**Dataset records:**
• • • • • • •

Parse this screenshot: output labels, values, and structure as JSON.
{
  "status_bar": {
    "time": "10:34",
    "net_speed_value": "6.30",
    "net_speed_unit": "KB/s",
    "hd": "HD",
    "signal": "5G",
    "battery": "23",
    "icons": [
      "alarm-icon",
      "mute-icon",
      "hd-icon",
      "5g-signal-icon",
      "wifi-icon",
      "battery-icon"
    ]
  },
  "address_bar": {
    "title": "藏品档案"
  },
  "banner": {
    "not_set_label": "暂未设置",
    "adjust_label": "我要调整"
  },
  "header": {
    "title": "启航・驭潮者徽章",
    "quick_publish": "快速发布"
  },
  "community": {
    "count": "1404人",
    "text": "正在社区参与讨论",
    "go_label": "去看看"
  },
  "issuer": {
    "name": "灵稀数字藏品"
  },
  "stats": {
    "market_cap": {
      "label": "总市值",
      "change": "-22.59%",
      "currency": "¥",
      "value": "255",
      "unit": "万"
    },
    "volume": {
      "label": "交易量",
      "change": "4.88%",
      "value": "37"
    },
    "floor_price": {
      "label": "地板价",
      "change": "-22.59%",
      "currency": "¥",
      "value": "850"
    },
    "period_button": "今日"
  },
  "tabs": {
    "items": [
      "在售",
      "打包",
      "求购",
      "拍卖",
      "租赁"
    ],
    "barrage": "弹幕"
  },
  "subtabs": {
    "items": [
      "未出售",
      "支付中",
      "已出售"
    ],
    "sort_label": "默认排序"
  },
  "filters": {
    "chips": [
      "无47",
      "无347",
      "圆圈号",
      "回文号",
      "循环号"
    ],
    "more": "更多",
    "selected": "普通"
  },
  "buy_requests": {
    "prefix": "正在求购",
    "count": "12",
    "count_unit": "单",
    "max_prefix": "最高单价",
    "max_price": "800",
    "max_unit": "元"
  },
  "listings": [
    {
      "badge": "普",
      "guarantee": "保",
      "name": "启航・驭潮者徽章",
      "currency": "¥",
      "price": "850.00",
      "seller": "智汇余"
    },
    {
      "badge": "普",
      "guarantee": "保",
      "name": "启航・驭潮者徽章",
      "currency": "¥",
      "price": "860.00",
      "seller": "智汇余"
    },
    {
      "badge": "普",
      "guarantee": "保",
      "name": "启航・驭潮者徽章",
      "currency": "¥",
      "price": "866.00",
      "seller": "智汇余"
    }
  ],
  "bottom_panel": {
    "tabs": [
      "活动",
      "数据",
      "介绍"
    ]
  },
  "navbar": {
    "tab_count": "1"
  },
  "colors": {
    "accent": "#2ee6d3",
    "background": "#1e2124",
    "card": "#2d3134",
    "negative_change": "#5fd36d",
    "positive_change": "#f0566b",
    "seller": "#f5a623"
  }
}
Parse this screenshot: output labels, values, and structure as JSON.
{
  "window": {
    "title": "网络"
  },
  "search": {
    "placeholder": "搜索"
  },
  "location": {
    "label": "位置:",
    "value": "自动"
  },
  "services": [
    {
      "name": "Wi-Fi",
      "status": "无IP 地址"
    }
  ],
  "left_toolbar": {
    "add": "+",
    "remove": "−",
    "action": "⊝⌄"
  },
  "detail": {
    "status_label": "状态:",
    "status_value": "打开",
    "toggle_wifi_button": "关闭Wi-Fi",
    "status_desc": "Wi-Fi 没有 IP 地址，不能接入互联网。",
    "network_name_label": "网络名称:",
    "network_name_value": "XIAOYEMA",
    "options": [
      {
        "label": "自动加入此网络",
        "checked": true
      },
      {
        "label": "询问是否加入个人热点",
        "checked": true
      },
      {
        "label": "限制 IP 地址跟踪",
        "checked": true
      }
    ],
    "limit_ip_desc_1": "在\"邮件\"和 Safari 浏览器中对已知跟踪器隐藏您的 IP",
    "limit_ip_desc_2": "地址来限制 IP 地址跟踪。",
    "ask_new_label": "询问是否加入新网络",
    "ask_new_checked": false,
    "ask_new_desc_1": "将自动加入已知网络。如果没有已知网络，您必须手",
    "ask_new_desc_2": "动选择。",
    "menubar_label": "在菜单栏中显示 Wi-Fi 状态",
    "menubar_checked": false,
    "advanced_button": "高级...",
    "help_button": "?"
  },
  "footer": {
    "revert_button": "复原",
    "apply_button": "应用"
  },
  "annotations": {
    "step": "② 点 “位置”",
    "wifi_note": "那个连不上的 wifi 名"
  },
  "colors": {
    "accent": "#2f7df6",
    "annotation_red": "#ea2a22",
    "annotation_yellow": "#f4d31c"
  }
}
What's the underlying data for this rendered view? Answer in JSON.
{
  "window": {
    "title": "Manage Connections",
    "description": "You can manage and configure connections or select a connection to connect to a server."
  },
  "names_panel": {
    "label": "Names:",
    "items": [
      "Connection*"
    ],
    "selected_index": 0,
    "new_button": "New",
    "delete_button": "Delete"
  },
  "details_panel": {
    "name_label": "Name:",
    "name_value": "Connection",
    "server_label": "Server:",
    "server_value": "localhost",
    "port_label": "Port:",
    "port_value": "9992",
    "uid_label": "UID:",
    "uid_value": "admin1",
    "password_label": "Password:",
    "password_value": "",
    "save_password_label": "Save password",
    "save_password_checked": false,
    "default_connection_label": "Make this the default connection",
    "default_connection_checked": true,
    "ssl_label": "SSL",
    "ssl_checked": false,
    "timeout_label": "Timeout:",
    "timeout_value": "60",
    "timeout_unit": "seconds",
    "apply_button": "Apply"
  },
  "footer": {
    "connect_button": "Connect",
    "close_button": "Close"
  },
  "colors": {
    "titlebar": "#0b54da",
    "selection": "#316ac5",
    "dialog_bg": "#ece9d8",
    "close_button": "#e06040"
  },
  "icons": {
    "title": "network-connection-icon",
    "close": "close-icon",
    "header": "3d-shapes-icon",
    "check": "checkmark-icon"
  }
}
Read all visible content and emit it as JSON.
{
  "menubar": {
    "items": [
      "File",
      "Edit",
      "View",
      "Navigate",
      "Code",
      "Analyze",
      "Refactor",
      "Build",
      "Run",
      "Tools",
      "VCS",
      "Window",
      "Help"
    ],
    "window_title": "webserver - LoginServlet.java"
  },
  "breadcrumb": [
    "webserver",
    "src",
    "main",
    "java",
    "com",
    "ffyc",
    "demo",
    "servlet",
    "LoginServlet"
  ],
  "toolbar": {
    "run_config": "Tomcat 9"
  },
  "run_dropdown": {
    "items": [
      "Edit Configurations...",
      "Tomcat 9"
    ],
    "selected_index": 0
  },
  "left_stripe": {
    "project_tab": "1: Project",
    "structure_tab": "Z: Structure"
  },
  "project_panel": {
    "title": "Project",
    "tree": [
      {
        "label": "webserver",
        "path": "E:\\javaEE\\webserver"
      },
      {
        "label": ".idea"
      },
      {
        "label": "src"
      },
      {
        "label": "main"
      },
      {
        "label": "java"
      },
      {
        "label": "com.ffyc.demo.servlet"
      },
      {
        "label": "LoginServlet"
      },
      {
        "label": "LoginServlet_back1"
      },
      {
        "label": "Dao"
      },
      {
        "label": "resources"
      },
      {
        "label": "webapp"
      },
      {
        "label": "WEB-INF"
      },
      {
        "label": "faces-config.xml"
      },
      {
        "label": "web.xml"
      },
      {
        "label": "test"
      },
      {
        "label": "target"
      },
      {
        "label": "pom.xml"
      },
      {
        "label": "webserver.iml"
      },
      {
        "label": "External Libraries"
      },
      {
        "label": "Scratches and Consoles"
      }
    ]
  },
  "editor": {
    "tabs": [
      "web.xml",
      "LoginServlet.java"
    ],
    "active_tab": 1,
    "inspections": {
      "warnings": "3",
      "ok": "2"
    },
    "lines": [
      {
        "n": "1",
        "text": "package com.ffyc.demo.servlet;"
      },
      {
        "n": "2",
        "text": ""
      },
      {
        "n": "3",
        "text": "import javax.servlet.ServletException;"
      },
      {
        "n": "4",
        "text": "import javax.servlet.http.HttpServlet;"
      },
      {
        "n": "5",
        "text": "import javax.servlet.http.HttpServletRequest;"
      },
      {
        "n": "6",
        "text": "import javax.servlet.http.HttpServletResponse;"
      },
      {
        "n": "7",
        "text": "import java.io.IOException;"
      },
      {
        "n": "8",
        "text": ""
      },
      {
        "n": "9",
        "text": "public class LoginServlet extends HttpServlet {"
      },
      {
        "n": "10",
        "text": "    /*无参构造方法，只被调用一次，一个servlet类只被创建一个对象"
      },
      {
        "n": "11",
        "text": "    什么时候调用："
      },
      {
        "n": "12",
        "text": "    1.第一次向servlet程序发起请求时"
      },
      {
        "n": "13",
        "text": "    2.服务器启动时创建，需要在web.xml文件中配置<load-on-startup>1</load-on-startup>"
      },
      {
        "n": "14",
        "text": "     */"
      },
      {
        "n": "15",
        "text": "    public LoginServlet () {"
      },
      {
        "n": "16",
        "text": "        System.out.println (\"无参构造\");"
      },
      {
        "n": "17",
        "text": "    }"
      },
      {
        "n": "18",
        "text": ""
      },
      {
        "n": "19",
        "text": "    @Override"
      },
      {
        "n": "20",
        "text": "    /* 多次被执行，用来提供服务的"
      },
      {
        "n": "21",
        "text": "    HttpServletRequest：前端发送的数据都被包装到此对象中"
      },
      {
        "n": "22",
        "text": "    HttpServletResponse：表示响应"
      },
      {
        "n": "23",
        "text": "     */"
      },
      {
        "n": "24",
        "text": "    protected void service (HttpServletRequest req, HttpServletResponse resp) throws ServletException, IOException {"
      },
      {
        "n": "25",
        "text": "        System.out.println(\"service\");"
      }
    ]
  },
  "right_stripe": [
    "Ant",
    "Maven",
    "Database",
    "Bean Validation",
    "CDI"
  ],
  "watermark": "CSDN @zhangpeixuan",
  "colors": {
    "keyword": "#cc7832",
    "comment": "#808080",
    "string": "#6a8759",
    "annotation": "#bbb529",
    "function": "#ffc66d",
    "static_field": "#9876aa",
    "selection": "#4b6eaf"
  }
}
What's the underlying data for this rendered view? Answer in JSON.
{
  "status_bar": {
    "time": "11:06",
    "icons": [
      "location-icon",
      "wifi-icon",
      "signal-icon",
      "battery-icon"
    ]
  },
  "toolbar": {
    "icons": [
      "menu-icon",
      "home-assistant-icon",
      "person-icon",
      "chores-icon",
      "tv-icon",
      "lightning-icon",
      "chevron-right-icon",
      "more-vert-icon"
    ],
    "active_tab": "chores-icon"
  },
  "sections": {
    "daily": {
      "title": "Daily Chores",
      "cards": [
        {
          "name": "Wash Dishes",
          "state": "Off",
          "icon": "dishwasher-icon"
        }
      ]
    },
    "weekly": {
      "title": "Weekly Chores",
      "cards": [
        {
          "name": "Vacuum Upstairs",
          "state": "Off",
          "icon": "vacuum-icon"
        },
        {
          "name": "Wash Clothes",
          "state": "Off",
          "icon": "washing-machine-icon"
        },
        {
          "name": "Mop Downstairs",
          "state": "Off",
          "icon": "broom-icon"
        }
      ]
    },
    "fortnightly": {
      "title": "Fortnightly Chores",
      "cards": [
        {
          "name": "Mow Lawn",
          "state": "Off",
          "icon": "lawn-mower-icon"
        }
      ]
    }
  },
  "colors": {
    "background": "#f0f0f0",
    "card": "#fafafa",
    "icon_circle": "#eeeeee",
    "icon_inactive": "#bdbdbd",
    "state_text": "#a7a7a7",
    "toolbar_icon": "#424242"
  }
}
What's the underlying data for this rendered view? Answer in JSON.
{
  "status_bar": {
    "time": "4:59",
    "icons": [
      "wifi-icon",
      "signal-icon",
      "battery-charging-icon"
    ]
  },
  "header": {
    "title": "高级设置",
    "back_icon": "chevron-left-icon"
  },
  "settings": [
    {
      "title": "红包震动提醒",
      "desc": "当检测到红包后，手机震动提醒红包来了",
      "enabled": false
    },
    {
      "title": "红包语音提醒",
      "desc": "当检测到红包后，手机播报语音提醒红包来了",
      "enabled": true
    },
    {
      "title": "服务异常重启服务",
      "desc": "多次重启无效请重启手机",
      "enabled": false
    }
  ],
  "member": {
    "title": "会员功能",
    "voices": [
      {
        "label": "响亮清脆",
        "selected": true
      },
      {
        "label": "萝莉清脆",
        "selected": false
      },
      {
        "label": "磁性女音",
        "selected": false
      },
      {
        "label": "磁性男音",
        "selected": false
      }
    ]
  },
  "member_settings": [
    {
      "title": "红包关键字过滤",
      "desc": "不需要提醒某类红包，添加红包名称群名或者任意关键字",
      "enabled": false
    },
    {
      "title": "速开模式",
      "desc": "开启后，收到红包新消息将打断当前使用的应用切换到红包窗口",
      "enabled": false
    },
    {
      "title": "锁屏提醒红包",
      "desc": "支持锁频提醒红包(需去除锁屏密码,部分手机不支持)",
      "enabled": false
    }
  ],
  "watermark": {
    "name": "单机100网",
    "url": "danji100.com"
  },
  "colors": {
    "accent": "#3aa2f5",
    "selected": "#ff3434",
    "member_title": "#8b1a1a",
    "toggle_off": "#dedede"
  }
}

• • • • • • •

**WHAT IS ASKED:** Scan the listing above and copy all lines containing the word "IOException".

**THE RESULT:**
        "text": "import java.io.IOException;"
        "text": "    protected void service (HttpServletRequest req, HttpServletResponse resp) throws ServletException, IOException {"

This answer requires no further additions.